Task: Print the whole listing exactly.

Records shown:
---*---

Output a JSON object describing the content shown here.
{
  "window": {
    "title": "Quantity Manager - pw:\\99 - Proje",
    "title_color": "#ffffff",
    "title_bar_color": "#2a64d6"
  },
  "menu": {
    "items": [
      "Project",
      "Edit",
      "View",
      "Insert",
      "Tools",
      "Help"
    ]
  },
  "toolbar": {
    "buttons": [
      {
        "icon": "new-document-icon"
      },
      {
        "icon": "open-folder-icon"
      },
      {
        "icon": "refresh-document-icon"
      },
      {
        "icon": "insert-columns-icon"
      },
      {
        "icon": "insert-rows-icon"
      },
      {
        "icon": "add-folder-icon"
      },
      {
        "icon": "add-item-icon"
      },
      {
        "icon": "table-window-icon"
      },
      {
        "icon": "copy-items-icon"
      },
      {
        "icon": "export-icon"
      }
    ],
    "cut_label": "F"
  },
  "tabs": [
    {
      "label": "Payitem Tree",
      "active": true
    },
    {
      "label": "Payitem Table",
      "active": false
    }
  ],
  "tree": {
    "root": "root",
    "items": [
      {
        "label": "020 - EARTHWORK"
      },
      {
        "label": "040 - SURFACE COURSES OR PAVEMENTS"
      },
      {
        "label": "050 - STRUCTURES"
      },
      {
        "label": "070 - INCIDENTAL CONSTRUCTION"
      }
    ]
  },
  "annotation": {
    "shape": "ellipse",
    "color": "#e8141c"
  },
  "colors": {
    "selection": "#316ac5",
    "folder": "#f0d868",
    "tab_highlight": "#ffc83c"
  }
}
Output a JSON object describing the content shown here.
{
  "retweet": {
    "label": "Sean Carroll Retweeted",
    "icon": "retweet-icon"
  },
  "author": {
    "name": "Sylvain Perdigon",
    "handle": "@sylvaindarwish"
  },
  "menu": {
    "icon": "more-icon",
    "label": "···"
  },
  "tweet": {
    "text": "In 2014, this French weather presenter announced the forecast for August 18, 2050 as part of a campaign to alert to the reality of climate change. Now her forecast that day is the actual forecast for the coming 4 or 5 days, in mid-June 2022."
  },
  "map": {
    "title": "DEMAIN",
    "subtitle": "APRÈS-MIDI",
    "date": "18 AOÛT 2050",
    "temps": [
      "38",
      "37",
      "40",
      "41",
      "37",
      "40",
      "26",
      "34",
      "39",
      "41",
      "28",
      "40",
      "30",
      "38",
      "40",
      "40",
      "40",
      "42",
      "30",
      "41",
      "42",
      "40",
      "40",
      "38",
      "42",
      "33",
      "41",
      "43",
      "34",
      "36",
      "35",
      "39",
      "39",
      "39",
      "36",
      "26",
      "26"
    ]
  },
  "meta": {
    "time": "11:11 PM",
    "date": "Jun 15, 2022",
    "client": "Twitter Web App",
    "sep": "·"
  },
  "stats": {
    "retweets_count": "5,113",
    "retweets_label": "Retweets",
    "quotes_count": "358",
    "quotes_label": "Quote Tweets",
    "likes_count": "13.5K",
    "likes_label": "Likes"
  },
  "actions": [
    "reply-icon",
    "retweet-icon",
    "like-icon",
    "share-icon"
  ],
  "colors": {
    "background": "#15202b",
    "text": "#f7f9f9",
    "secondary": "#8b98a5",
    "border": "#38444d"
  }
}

---*---

Result of this exercise:
Output a JSON object describing the content shown here.
{
  "window": {
    "title": "Quantity Manager - pw:\\99 - Proje",
    "title_color": "#ffffff",
    "title_bar_color": "#2a64d6"
  },
  "menu": {
    "items": [
      "Project",
      "Edit",
      "View",
      "Insert",
      "Tools",
      "Help"
    ]
  },
  "toolbar": {
    "buttons": [
      {
        "icon": "new-document-icon"
      },
      {
        "icon": "open-folder-icon"
      },
      {
        "icon": "refresh-document-icon"
      },
      {
        "icon": "insert-columns-icon"
      },
      {
        "icon": "insert-rows-icon"
      },
      {
        "icon": "add-folder-icon"
      },
      {
        "icon": "add-item-icon"
      },
      {
        "icon": "table-window-icon"
      },
      {
        "icon": "copy-items-icon"
      },
      {
        "icon": "export-icon"
      }
    ],
    "cut_label": "F"
  },
  "tabs": [
    {
      "label": "Payitem Tree",
      "active": true
    },
    {
      "label": "Payitem Table",
      "active": false
    }
  ],
  "tree": {
    "root": "root",
    "items": [
      {
        "label": "020 - EARTHWORK"
      },
      {
        "label": "040 - SURFACE COURSES OR PAVEMENTS"
      },
      {
        "label": "050 - STRUCTURES"
      },
      {
        "label": "070 - INCIDENTAL CONSTRUCTION"
      }
    ]
  },
  "annotation": {
    "shape": "ellipse",
    "color": "#e8141c"
  },
  "colors": {
    "selection": "#316ac5",
    "folder": "#f0d868",
    "tab_highlight": "#ffc83c"
  }
}
Output a JSON object describing the content shown here.
{
  "retweet": {
    "label": "Sean Carroll Retweeted",
    "icon": "retweet-icon"
  },
  "author": {
    "name": "Sylvain Perdigon",
    "handle": "@sylvaindarwish"
  },
  "menu": {
    "icon": "more-icon",
    "label": "···"
  },
  "tweet": {
    "text": "In 2014, this French weather presenter announced the forecast for August 18, 2050 as part of a campaign to alert to the reality of climate change. Now her forecast that day is the actual forecast for the coming 4 or 5 days, in mid-June 2022."
  },
  "map": {
    "title": "DEMAIN",
    "subtitle": "APRÈS-MIDI",
    "date": "18 AOÛT 2050",
    "temps": [
      "38",
      "37",
      "40",
      "41",
      "37",
      "40",
      "26",
      "34",
      "39",
      "41",
      "28",
      "40",
      "30",
      "38",
      "40",
      "40",
      "40",
      "42",
      "30",
      "41",
      "42",
      "40",
      "40",
      "38",
      "42",
      "33",
      "41",
      "43",
      "34",
      "36",
      "35",
      "39",
      "39",
      "39",
      "36",
      "26",
      "26"
    ]
  },
  "meta": {
    "time": "11:11 PM",
    "date": "Jun 15, 2022",
    "client": "Twitter Web App",
    "sep": "·"
  },
  "stats": {
    "retweets_count": "5,113",
    "retweets_label": "Retweets",
    "quotes_count": "358",
    "quotes_label": "Quote Tweets",
    "likes_count": "13.5K",
    "likes_label": "Likes"
  },
  "actions": [
    "reply-icon",
    "retweet-icon",
    "like-icon",
    "share-icon"
  ],
  "colors": {
    "background": "#15202b",
    "text": "#f7f9f9",
    "secondary": "#8b98a5",
    "border": "#38444d"
  }
}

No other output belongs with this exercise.